Can you pull out the rows between the lines holding "forward-button[interactable] [29, 52, 44, 74]" and "minimize-window-button[interactable] [25, 5, 36, 16]", inclusive, and reproduce each one verbatim?

[SUPPLIED MATERIAL start]

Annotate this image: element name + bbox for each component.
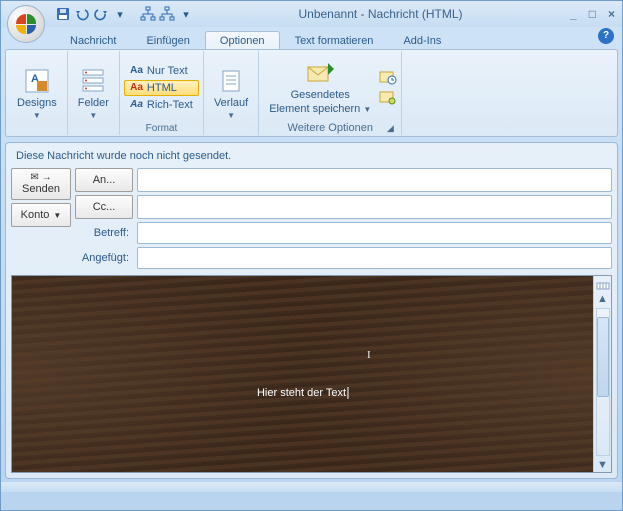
cc-input[interactable] [137, 195, 612, 219]
felder-label: Felder [78, 97, 109, 109]
konto-dropdown-icon: ▼ [53, 211, 61, 220]
group-weitere: Gesendetes Element speichern ▼ Weitere O… [259, 51, 402, 135]
tab-nachricht[interactable]: Nachricht [55, 31, 131, 49]
designs-label: Designs [17, 97, 57, 109]
scroll-up-button[interactable]: ▲ [596, 292, 610, 306]
close-button[interactable]: × [605, 7, 618, 21]
designs-dropdown-icon: ▼ [33, 111, 41, 120]
text-cursor-icon: I [367, 349, 371, 361]
info-bar: Diese Nachricht wurde noch nicht gesende… [11, 147, 612, 168]
felder-dropdown-icon: ▼ [89, 111, 97, 120]
scrollbar-track[interactable] [596, 308, 610, 456]
gesendetes-label: Gesendetes [291, 89, 350, 101]
envelope-icon: ✉ → [30, 173, 51, 183]
restore-button[interactable]: □ [586, 7, 599, 21]
delay-delivery-icon[interactable] [379, 69, 397, 85]
compose-pane: Diese Nachricht wurde noch nicht gesende… [5, 142, 618, 479]
help-icon[interactable]: ? [598, 28, 614, 44]
ruler-toggle-icon[interactable] [596, 278, 610, 292]
felder-button[interactable]: Felder ▼ [72, 64, 115, 123]
betreff-input[interactable] [137, 222, 612, 244]
verlauf-button[interactable]: Verlauf ▼ [208, 64, 254, 123]
angefuegt-label: Angefügt: [75, 247, 133, 269]
weitere-group-label: Weitere Optionen◢ [263, 121, 397, 135]
tab-textformatieren[interactable]: Text formatieren [280, 31, 389, 49]
dialog-launcher-icon[interactable]: ◢ [384, 123, 396, 135]
group-felder: Felder ▼ [68, 51, 120, 135]
betreff-label: Betreff: [75, 222, 133, 244]
title-bar: ▾ ▾ Unbenannt - Nachricht (HTML) _ □ × [1, 1, 622, 27]
ribbon-tabs: Nachricht Einfügen Optionen Text formati… [1, 27, 622, 49]
quick-access-toolbar: ▾ ▾ [55, 6, 194, 22]
direct-replies-icon[interactable] [379, 89, 397, 105]
body-text: Hier steht der Text [257, 387, 346, 399]
qat-more-icon[interactable]: ▾ [112, 6, 128, 22]
format-group-label: Format [124, 122, 199, 135]
send-button[interactable]: ✉ → Senden [11, 168, 71, 200]
scroll-down-button[interactable]: ▼ [596, 458, 610, 472]
gesendetes-speichern-button[interactable]: Gesendetes Element speichern ▼ [263, 56, 377, 118]
status-bar [1, 482, 622, 492]
undo-icon[interactable] [74, 6, 90, 22]
tab-einfuegen[interactable]: Einfügen [131, 31, 204, 49]
group-format: AaNur Text AaHTML AaRich-Text Format [120, 51, 204, 135]
gesendetes-dropdown-icon: ▼ [363, 105, 371, 114]
minimize-button[interactable]: _ [567, 7, 580, 21]
group-verlauf: Verlauf ▼ [204, 51, 259, 135]
editor-side-panel: ▲ ▼ [593, 276, 611, 472]
qat-customise-icon[interactable]: ▾ [178, 6, 194, 22]
redo-icon[interactable] [93, 6, 109, 22]
format-richtext-button[interactable]: AaRich-Text [124, 97, 199, 113]
save-icon[interactable] [55, 6, 71, 22]
format-nurtext-button[interactable]: AaNur Text [124, 63, 199, 79]
window-title: Unbenannt - Nachricht (HTML) [194, 7, 567, 21]
tab-addins[interactable]: Add-Ins [388, 31, 456, 49]
message-body-editor[interactable]: I Hier steht der Text [12, 276, 593, 472]
hierarchy1-icon[interactable] [140, 6, 156, 22]
format-html-button[interactable]: AaHTML [124, 80, 199, 96]
office-button[interactable] [7, 5, 45, 43]
konto-button[interactable]: Konto▼ [11, 203, 71, 227]
verlauf-label: Verlauf [214, 97, 248, 109]
verlauf-dropdown-icon: ▼ [227, 111, 235, 120]
scrollbar-thumb[interactable] [597, 317, 609, 397]
cc-button[interactable]: Cc... [75, 195, 133, 219]
group-designs: A Designs ▼ [7, 51, 68, 135]
an-button[interactable]: An... [75, 168, 133, 192]
designs-button[interactable]: A Designs ▼ [11, 64, 63, 123]
hierarchy2-icon[interactable] [159, 6, 175, 22]
an-input[interactable] [137, 168, 612, 192]
tab-optionen[interactable]: Optionen [205, 31, 280, 49]
ribbon: A Designs ▼ Felder ▼ AaNur Text AaHTML A… [5, 49, 618, 137]
angefuegt-input[interactable] [137, 247, 612, 269]
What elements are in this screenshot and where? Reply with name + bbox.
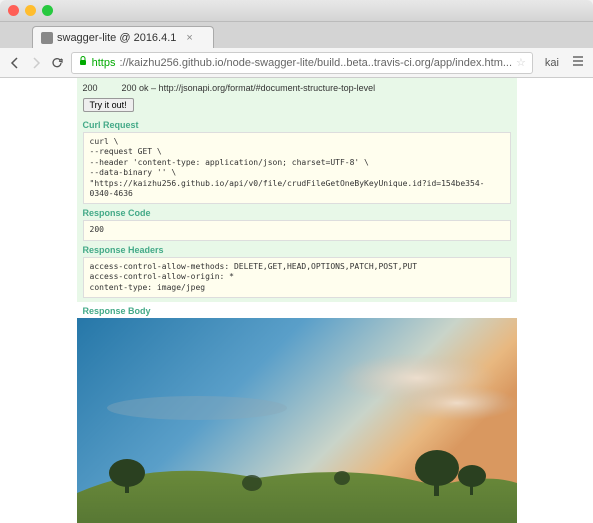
forward-button[interactable] [29, 52, 44, 74]
menu-icon[interactable] [571, 54, 585, 71]
tab-favicon [41, 32, 53, 44]
response-body-image [77, 318, 517, 523]
close-tab-icon[interactable]: × [186, 32, 192, 44]
response-code-box: 200 [83, 220, 511, 240]
close-window-button[interactable] [8, 5, 19, 16]
tab-title: swagger-lite @ 2016.4.1 [57, 32, 176, 44]
bookmark-star-icon[interactable]: ☆ [516, 56, 526, 69]
curl-request-label: Curl Request [83, 120, 511, 130]
status-description: 200 ok – http://jsonapi.org/format/#docu… [122, 83, 376, 93]
try-it-out-button[interactable]: Try it out! [83, 98, 134, 112]
status-code: 200 [83, 83, 98, 93]
response-headers-label: Response Headers [83, 245, 511, 255]
page-content: 200 200 ok – http://jsonapi.org/format/#… [0, 78, 593, 523]
url-text: ://kaizhu256.github.io/node-swagger-lite… [119, 57, 512, 69]
browser-tabbar: swagger-lite @ 2016.4.1 × [0, 22, 593, 48]
response-body-label: Response Body [77, 302, 517, 318]
url-scheme: https [92, 57, 116, 69]
browser-toolbar: https://kaizhu256.github.io/node-swagger… [0, 48, 593, 78]
maximize-window-button[interactable] [42, 5, 53, 16]
curl-request-box[interactable]: curl \ --request GET \ --header 'content… [83, 132, 511, 204]
window-titlebar [0, 0, 593, 22]
profile-name[interactable]: kai [539, 57, 565, 69]
back-button[interactable] [8, 52, 23, 74]
reload-button[interactable] [50, 52, 65, 74]
minimize-window-button[interactable] [25, 5, 36, 16]
address-bar[interactable]: https://kaizhu256.github.io/node-swagger… [71, 52, 533, 74]
response-code-label: Response Code [83, 208, 511, 218]
response-headers-box: access-control-allow-methods: DELETE,GET… [83, 257, 511, 298]
browser-tab[interactable]: swagger-lite @ 2016.4.1 × [32, 26, 214, 48]
status-row: 200 200 ok – http://jsonapi.org/format/#… [83, 82, 511, 94]
lock-icon [78, 56, 88, 69]
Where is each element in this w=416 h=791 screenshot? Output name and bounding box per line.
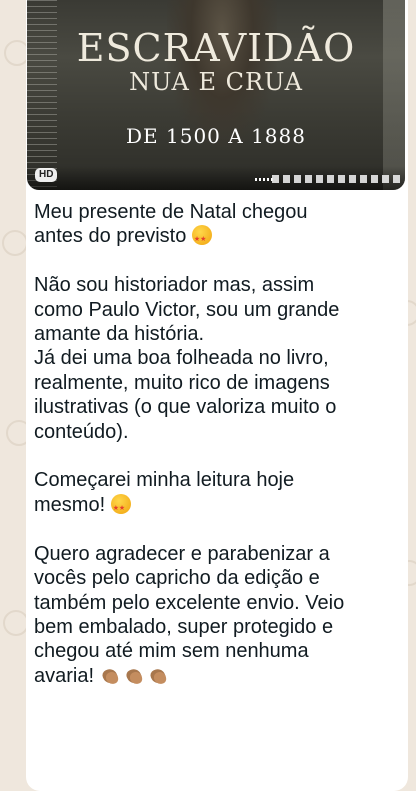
text-line: antes do previsto bbox=[34, 225, 187, 248]
clapping-hands-emoji-icon bbox=[100, 665, 120, 685]
text-line: conteúdo). bbox=[34, 420, 129, 443]
text-line: bem embalado, super protegido e bbox=[34, 615, 334, 638]
message-bubble[interactable]: ESCRAVIDÃO NUA E CRUA DE 1500 A 1888 HD … bbox=[26, 0, 408, 791]
text-line: Quero agradecer e parabenizar a bbox=[34, 542, 330, 565]
text-line: chegou até mim sem nenhuma bbox=[34, 640, 309, 663]
book-period: DE 1500 A 1888 bbox=[126, 124, 306, 148]
hd-badge: HD bbox=[35, 168, 58, 182]
text-line: amante da história. bbox=[34, 323, 205, 346]
text-line: avaria! bbox=[34, 664, 95, 687]
book-title: ESCRAVIDÃO bbox=[76, 26, 356, 70]
image-attachment[interactable]: ESCRAVIDÃO NUA E CRUA DE 1500 A 1888 HD bbox=[27, 0, 405, 190]
text-line: Não sou historiador mas, assim bbox=[34, 274, 315, 297]
text-line: Meu presente de Natal chegou bbox=[34, 201, 308, 223]
text-line: também pelo excelente envio. Veio bbox=[34, 591, 345, 614]
text-line: Já dei uma boa folheada no livro, bbox=[34, 347, 329, 370]
star-struck-emoji-icon bbox=[191, 225, 212, 253]
text-line: vocês pelo capricho da edição e bbox=[34, 567, 320, 590]
text-line: mesmo! bbox=[34, 493, 106, 516]
text-line: realmente, muito rico de imagens bbox=[34, 371, 330, 394]
media-dots bbox=[255, 178, 273, 181]
media-progress-strip bbox=[272, 175, 402, 183]
clapping-hands-emoji-icon bbox=[148, 665, 168, 685]
text-line: Começarei minha leitura hoje bbox=[34, 469, 295, 492]
text-line: como Paulo Victor, sou um grande bbox=[34, 298, 340, 321]
text-line: ilustrativas (o que valoriza muito o bbox=[34, 396, 337, 419]
star-struck-emoji-icon bbox=[110, 493, 131, 521]
book-subtitle: NUA E CRUA bbox=[129, 68, 303, 96]
clapping-hands-emoji-icon bbox=[124, 665, 144, 685]
message-text: Meu presente de Natal chegou antes do pr… bbox=[34, 200, 402, 688]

[SUPPLIED MATERIAL end]

TASK ANSWER:
forward-button[interactable] [29, 52, 44, 74]
menu-icon[interactable] [571, 54, 585, 71]
tab-favicon [41, 32, 53, 44]
response-body-image [77, 318, 517, 523]
close-tab-icon[interactable]: × [186, 32, 192, 44]
response-code-box: 200 [83, 220, 511, 240]
close-window-button[interactable] [8, 5, 19, 16]
tab-title: swagger-lite @ 2016.4.1 [57, 32, 176, 44]
bookmark-star-icon[interactable]: ☆ [516, 56, 526, 69]
curl-request-label: Curl Request [83, 120, 511, 130]
status-description: 200 ok – http://jsonapi.org/format/#docu… [122, 83, 376, 93]
try-it-out-button[interactable]: Try it out! [83, 98, 134, 112]
status-code: 200 [83, 83, 98, 93]
response-headers-label: Response Headers [83, 245, 511, 255]
page-content: 200 200 ok – http://jsonapi.org/format/#… [0, 78, 593, 523]
url-text: ://kaizhu256.github.io/node-swagger-lite… [119, 57, 512, 69]
browser-tabbar: swagger-lite @ 2016.4.1 × [0, 22, 593, 48]
response-body-label: Response Body [77, 302, 517, 318]
url-scheme: https [92, 57, 116, 69]
browser-toolbar: https://kaizhu256.github.io/node-swagger… [0, 48, 593, 78]
maximize-window-button[interactable] [42, 5, 53, 16]
curl-request-box[interactable]: curl \ --request GET \ --header 'content… [83, 132, 511, 204]
window-titlebar [0, 0, 593, 22]
profile-name[interactable]: kai [539, 57, 565, 69]
back-button[interactable] [8, 52, 23, 74]
reload-button[interactable] [50, 52, 65, 74]
minimize-window-button[interactable] [25, 5, 36, 16]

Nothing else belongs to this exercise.